Разумеется, Бабель всячески освежает и остраняет туристский ассортимент, получаемый его рассказчиком из рук Бьеналя. Но эффект посещения знакомых мест, пусть знакомых только истинным знатокам, — подлинно французских (греческих, японских…) ресторанов, где едят сами французы (греки, японцы…)[279], а это особый туристский шик, — остается. Аналогичным образом, и сам сюжет с любовью и убийством из ревности носит мелодраматический, романный, оперный характер. Если бы еще это относилось исключительно к линии «ученичества у Бьеналя», однако по сути то же самое продолжается и после развенчания и смерти учителя, когда от ориентации на «женщину, обед и книгу по Бьеналю» рассказчик — а с ним, по-видимому, и автор — обращается к «„науке о жизни“ по Данте и Дантону» и, значит, не выходит за рамки очень ограниченной культурной парадигмы.
Парадигма эта — тоска по «вечной», идеализированной, хрестоматийной «европейской культуре». Несмотря на автомобили, перед нами скорее Франция времен Belle Époque — и даже более ранняя, уходящая на сто пятьдесят и тысячу лет назад, с детства вычитанная Бабелем из французской классики. Вычитанная, вымечтанная и, наконец, увиденная вживе — но строго по путеводителю. Если в ГДМ верность этой парадигме хорошо мотивирована ситуацией работы над переводом Мопассана, причем еще в дореволюционной России, то в УД, с переносом действия в теперешний Париж (где Бабель дважды жил подолгу в конце 1920‐х и начале 1930‐х годов), да еще в рассказе, тематизирующем «подлинность, настоящесть», дело обстоит сложнее. В «настоящей» Франции бабелевского рассказа нет и следа послевоенной травмы, финансового кризиса, политических движений (коммунистов, социалистов, Аксьон Франсез), антисемитизма (дрейфусаров и антидрейфусаров), русской эмиграции, хотя сам Бабель во всем таком прекрасно разбирался, имея широкие знакомства среди французских интеллектуалов и русских эмигрантов.

———

(ЧТО ТРЕБУЕТСЯ):
Приведите заново, слово в слово, часть отрывка о рассказе Бабеля от слов «Разумеется, Бабель всячески» до слов «ограниченной культурной парадигмы.». Записи взяты из другого источника.

———

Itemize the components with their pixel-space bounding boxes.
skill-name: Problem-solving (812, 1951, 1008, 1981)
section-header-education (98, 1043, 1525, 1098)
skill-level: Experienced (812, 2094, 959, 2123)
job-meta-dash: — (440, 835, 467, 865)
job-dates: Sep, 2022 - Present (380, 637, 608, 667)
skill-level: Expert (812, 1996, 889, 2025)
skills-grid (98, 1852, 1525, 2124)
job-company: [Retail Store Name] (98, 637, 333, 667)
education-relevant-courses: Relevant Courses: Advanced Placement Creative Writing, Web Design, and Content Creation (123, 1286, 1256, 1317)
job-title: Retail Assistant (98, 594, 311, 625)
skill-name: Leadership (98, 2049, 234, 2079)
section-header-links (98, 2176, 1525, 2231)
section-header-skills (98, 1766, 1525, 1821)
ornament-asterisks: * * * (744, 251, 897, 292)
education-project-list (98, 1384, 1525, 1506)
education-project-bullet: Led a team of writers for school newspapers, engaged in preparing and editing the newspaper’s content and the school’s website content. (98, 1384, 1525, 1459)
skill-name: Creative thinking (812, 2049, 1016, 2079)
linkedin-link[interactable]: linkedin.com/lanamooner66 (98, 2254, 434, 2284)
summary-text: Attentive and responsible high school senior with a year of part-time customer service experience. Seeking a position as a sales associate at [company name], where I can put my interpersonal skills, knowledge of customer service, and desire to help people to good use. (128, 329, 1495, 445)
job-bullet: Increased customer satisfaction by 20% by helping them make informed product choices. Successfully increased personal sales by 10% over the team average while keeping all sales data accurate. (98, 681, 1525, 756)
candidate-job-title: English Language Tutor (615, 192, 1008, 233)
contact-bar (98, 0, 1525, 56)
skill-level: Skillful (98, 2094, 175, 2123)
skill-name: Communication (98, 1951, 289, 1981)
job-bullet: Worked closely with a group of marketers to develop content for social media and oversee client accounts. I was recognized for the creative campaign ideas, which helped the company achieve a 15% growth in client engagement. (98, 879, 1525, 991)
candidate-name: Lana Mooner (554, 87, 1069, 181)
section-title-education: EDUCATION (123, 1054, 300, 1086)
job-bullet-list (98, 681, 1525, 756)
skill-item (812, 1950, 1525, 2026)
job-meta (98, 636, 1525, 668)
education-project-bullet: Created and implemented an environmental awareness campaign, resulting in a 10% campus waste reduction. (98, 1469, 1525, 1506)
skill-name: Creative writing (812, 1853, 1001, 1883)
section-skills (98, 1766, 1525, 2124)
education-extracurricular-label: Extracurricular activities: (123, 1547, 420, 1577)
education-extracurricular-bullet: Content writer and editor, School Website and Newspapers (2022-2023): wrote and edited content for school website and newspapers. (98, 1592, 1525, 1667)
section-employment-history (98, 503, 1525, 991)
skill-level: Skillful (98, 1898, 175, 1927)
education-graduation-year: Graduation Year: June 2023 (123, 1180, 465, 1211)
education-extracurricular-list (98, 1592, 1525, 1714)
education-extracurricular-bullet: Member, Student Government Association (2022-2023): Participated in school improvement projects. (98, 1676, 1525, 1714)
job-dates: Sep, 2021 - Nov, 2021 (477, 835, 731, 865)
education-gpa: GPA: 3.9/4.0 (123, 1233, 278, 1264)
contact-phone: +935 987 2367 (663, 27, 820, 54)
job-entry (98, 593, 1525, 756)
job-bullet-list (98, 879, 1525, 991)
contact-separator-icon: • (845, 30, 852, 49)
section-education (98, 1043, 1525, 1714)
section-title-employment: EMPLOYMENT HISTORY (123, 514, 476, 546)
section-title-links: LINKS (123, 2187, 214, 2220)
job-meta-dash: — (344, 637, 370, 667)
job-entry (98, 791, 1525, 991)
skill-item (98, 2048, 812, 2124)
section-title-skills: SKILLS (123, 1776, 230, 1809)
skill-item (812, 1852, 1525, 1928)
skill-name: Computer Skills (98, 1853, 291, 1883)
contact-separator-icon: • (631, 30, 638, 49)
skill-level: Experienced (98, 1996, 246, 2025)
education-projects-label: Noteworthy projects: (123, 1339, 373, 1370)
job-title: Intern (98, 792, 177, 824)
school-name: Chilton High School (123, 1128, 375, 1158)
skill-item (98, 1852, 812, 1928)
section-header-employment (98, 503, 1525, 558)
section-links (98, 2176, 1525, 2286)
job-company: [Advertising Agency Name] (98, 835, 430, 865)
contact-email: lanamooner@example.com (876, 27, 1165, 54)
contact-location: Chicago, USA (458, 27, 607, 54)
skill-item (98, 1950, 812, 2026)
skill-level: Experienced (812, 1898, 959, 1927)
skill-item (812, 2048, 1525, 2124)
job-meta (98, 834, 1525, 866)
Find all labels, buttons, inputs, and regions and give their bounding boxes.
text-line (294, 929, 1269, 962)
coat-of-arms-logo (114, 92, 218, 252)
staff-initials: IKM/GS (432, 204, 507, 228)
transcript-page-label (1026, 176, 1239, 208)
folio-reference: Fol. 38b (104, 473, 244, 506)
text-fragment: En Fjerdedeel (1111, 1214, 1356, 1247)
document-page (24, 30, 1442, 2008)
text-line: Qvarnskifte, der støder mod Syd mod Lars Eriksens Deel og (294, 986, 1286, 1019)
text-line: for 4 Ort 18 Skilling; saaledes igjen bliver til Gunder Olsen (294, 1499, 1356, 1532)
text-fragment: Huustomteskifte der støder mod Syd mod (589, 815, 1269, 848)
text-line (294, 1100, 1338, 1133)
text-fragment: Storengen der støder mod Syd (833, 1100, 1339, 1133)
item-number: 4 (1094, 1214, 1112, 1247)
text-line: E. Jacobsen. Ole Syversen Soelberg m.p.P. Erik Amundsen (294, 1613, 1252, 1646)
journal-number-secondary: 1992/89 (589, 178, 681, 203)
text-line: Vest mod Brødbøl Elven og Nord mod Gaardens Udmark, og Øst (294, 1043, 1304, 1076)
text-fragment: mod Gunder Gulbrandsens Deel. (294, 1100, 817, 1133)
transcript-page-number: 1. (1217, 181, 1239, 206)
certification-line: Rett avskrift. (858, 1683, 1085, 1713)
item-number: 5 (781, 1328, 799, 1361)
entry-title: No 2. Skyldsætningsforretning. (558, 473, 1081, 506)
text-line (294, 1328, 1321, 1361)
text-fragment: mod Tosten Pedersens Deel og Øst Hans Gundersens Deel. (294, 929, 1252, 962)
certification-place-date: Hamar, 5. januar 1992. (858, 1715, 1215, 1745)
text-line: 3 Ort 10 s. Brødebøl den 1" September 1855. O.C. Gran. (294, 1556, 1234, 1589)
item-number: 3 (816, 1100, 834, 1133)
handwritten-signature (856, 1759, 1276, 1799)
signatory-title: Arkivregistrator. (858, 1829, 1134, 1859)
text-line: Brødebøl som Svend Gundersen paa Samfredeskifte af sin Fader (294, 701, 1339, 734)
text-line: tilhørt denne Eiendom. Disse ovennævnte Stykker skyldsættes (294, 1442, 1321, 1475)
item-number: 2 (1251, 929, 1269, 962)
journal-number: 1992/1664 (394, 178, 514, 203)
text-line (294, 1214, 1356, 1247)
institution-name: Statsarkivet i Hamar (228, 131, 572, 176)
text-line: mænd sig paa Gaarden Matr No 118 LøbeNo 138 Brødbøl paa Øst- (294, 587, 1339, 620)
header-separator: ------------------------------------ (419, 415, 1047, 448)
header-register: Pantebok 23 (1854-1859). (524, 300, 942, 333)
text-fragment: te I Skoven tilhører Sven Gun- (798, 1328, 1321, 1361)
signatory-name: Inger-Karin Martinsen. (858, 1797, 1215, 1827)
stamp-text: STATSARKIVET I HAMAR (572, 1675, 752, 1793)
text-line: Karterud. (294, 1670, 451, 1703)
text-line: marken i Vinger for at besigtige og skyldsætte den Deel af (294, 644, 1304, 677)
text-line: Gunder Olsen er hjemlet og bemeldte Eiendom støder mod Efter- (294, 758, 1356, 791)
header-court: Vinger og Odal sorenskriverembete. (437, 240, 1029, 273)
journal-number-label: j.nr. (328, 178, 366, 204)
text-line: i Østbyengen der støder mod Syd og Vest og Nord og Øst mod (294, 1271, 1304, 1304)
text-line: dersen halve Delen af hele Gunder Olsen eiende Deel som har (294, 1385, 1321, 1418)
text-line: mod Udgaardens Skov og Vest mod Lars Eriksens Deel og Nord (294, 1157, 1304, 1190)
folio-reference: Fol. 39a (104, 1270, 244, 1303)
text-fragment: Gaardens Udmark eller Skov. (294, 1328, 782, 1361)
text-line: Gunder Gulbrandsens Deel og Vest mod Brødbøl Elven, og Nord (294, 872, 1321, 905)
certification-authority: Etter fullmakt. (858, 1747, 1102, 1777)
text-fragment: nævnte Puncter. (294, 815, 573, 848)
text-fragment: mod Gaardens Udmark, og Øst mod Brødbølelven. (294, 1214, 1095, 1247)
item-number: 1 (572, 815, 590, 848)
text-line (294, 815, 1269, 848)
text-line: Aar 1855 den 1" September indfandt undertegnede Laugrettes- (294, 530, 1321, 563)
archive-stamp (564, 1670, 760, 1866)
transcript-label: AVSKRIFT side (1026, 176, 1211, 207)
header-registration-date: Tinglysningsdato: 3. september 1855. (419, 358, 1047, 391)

———

(ПОЛНОЕ РЕШЕНИЕ):
Разумеется, Бабель всячески освежает и остраняет туристский ассортимент, получаемый его рассказчиком из рук Бьеналя. Но эффект посещения знакомых мест, пусть знакомых только истинным знатокам, — подлинно французских (греческих, японских…) ресторанов, где едят сами французы (греки, японцы…)[279], а это особый туристский шик, — остается. Аналогичным образом, и сам сюжет с любовью и убийством из ревности носит мелодраматический, романный, оперный характер. Если бы еще это относилось исключительно к линии «ученичества у Бьеналя», однако по сути то же самое продолжается и после развенчания и смерти учителя, когда от ориентации на «женщину, обед и книгу по Бьеналю» рассказчик — а с ним, по-видимому, и автор — обращается к «„науке о жизни“ по Данте и Дантону» и, значит, не выходит за рамки очень ограниченной культурной парадигмы.